▶ _WHAT NEEDS TO BE DONE_: Each record below is to be reproduced without any change.

━━━ INFORMATION GIVEN

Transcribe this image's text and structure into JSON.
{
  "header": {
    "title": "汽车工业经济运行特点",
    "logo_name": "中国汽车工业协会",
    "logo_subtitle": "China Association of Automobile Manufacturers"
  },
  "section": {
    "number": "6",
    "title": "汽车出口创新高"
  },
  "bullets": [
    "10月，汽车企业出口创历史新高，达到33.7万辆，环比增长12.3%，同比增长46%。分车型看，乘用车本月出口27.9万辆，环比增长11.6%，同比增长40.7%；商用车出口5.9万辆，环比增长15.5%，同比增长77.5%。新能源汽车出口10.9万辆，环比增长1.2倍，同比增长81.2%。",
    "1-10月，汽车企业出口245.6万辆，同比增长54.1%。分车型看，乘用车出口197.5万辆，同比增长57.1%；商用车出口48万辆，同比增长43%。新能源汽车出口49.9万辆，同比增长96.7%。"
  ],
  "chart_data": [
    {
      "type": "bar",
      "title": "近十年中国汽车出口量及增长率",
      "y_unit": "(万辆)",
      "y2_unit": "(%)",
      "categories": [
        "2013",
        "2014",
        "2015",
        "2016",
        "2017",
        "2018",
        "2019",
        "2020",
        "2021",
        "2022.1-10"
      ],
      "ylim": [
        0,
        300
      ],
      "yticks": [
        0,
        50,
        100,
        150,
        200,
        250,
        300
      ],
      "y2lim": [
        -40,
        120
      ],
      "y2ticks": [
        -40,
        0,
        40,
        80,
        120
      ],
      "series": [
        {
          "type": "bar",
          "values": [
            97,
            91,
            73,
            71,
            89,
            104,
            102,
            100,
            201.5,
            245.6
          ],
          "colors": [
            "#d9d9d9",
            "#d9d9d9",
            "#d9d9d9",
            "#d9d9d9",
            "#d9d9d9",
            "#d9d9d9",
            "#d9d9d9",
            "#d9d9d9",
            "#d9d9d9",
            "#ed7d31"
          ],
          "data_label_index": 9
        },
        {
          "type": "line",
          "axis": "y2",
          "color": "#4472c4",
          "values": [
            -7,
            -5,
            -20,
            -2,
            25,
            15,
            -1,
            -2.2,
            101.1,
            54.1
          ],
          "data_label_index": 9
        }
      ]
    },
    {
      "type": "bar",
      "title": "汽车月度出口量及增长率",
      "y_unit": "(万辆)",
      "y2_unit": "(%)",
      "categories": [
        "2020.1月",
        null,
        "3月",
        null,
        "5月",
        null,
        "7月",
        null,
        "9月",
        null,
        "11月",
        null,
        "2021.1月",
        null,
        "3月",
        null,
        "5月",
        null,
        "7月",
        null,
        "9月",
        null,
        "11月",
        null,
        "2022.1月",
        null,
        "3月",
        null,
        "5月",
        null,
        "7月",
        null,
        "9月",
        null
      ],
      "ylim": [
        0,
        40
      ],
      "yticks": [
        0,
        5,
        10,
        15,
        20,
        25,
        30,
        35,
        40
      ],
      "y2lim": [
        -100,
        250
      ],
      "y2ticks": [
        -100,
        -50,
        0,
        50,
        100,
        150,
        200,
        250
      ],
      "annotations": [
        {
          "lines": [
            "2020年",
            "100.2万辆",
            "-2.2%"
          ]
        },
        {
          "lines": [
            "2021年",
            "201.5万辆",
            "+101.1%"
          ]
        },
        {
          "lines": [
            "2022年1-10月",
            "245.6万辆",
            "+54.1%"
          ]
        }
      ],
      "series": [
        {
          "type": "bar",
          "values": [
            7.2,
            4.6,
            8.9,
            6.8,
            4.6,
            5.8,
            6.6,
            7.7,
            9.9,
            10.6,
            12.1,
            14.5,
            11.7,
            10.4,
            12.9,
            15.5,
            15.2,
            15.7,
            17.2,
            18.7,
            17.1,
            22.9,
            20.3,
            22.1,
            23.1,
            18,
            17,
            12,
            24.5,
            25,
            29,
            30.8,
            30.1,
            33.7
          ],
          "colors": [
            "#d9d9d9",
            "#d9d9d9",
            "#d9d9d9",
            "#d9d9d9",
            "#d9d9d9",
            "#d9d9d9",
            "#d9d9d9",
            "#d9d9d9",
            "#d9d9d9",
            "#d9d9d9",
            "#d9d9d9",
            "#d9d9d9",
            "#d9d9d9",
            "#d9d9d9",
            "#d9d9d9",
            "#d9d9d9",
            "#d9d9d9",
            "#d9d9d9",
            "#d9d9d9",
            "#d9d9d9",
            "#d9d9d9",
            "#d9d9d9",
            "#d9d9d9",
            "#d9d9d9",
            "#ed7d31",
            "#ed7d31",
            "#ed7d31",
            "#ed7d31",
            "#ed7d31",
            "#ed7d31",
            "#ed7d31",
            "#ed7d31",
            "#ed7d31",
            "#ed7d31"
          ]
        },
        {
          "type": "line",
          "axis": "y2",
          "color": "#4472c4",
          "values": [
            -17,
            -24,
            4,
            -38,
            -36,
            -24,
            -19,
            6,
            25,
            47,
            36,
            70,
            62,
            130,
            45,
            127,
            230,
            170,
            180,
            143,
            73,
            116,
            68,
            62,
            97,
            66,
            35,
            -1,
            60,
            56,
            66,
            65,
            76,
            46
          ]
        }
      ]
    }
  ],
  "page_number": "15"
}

━━━━━━

▶ _FINISHED ANSWER_:
Transcribe this image's text and structure into JSON.
{
  "header": {
    "title": "汽车工业经济运行特点",
    "logo_name": "中国汽车工业协会",
    "logo_subtitle": "China Association of Automobile Manufacturers"
  },
  "section": {
    "number": "6",
    "title": "汽车出口创新高"
  },
  "bullets": [
    "10月，汽车企业出口创历史新高，达到33.7万辆，环比增长12.3%，同比增长46%。分车型看，乘用车本月出口27.9万辆，环比增长11.6%，同比增长40.7%；商用车出口5.9万辆，环比增长15.5%，同比增长77.5%。新能源汽车出口10.9万辆，环比增长1.2倍，同比增长81.2%。",
    "1-10月，汽车企业出口245.6万辆，同比增长54.1%。分车型看，乘用车出口197.5万辆，同比增长57.1%；商用车出口48万辆，同比增长43%。新能源汽车出口49.9万辆，同比增长96.7%。"
  ],
  "chart_data": [
    {
      "type": "bar",
      "title": "近十年中国汽车出口量及增长率",
      "y_unit": "(万辆)",
      "y2_unit": "(%)",
      "categories": [
        "2013",
        "2014",
        "2015",
        "2016",
        "2017",
        "2018",
        "2019",
        "2020",
        "2021",
        "2022.1-10"
      ],
      "ylim": [
        0,
        300
      ],
      "yticks": [
        0,
        50,
        100,
        150,
        200,
        250,
        300
      ],
      "y2lim": [
        -40,
        120
      ],
      "y2ticks": [
        -40,
        0,
        40,
        80,
        120
      ],
      "series": [
        {
          "type": "bar",
          "values": [
            97,
            91,
            73,
            71,
            89,
            104,
            102,
            100,
            201.5,
            245.6
          ],
          "colors": [
            "#d9d9d9",
            "#d9d9d9",
            "#d9d9d9",
            "#d9d9d9",
            "#d9d9d9",
            "#d9d9d9",
            "#d9d9d9",
            "#d9d9d9",
            "#d9d9d9",
            "#ed7d31"
          ],
          "data_label_index": 9
        },
        {
          "type": "line",
          "axis": "y2",
          "color": "#4472c4",
          "values": [
            -7,
            -5,
            -20,
            -2,
            25,
            15,
            -1,
            -2.2,
            101.1,
            54.1
          ],
          "data_label_index": 9
        }
      ]
    },
    {
      "type": "bar",
      "title": "汽车月度出口量及增长率",
      "y_unit": "(万辆)",
      "y2_unit": "(%)",
      "categories": [
        "2020.1月",
        null,
        "3月",
        null,
        "5月",
        null,
        "7月",
        null,
        "9月",
        null,
        "11月",
        null,
        "2021.1月",
        null,
        "3月",
        null,
        "5月",
        null,
        "7月",
        null,
        "9月",
        null,
        "11月",
        null,
        "2022.1月",
        null,
        "3月",
        null,
        "5月",
        null,
        "7月",
        null,
        "9月",
        null
      ],
      "ylim": [
        0,
        40
      ],
      "yticks": [
        0,
        5,
        10,
        15,
        20,
        25,
        30,
        35,
        40
      ],
      "y2lim": [
        -100,
        250
      ],
      "y2ticks": [
        -100,
        -50,
        0,
        50,
        100,
        150,
        200,
        250
      ],
      "annotations": [
        {
          "lines": [
            "2020年",
            "100.2万辆",
            "-2.2%"
          ]
        },
        {
          "lines": [
            "2021年",
            "201.5万辆",
            "+101.1%"
          ]
        },
        {
          "lines": [
            "2022年1-10月",
            "245.6万辆",
            "+54.1%"
          ]
        }
      ],
      "series": [
        {
          "type": "bar",
          "values": [
            7.2,
            4.6,
            8.9,
            6.8,
            4.6,
            5.8,
            6.6,
            7.7,
            9.9,
            10.6,
            12.1,
            14.5,
            11.7,
            10.4,
            12.9,
            15.5,
            15.2,
            15.7,
            17.2,
            18.7,
            17.1,
            22.9,
            20.3,
            22.1,
            23.1,
            18,
            17,
            12,
            24.5,
            25,
            29,
            30.8,
            30.1,
            33.7
          ],
          "colors": [
            "#d9d9d9",
            "#d9d9d9",
            "#d9d9d9",
            "#d9d9d9",
            "#d9d9d9",
            "#d9d9d9",
            "#d9d9d9",
            "#d9d9d9",
            "#d9d9d9",
            "#d9d9d9",
            "#d9d9d9",
            "#d9d9d9",
            "#d9d9d9",
            "#d9d9d9",
            "#d9d9d9",
            "#d9d9d9",
            "#d9d9d9",
            "#d9d9d9",
            "#d9d9d9",
            "#d9d9d9",
            "#d9d9d9",
            "#d9d9d9",
            "#d9d9d9",
            "#d9d9d9",
            "#ed7d31",
            "#ed7d31",
            "#ed7d31",
            "#ed7d31",
            "#ed7d31",
            "#ed7d31",
            "#ed7d31",
            "#ed7d31",
            "#ed7d31",
            "#ed7d31"
          ]
        },
        {
          "type": "line",
          "axis": "y2",
          "color": "#4472c4",
          "values": [
            -17,
            -24,
            4,
            -38,
            -36,
            -24,
            -19,
            6,
            25,
            47,
            36,
            70,
            62,
            130,
            45,
            127,
            230,
            170,
            180,
            143,
            73,
            116,
            68,
            62,
            97,
            66,
            35,
            -1,
            60,
            56,
            66,
            65,
            76,
            46
          ]
        }
      ]
    }
  ],
  "page_number": "15"
}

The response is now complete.